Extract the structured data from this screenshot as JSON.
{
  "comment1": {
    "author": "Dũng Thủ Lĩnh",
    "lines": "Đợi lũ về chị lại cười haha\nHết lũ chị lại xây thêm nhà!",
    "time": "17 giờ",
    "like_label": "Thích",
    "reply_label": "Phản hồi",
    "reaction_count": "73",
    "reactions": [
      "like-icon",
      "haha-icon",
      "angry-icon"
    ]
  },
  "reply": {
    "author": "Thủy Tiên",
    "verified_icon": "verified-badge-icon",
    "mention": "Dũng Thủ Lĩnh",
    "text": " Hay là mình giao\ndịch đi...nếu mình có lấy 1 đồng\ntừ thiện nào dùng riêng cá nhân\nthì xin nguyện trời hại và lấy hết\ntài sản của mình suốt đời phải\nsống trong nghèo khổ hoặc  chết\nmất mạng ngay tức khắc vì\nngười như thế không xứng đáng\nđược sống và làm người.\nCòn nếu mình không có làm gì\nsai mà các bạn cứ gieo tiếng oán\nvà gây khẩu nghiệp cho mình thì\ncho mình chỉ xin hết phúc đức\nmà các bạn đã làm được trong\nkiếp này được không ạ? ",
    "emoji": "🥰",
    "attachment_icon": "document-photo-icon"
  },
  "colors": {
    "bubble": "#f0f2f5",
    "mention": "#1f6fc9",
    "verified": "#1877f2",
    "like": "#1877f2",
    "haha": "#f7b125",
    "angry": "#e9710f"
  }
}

═══

Look through the material above. Copy each line where the word "verified" appears.

EXPECTED ANSWER
    "verified_icon": "verified-badge-icon",
    "verified": "#1877f2",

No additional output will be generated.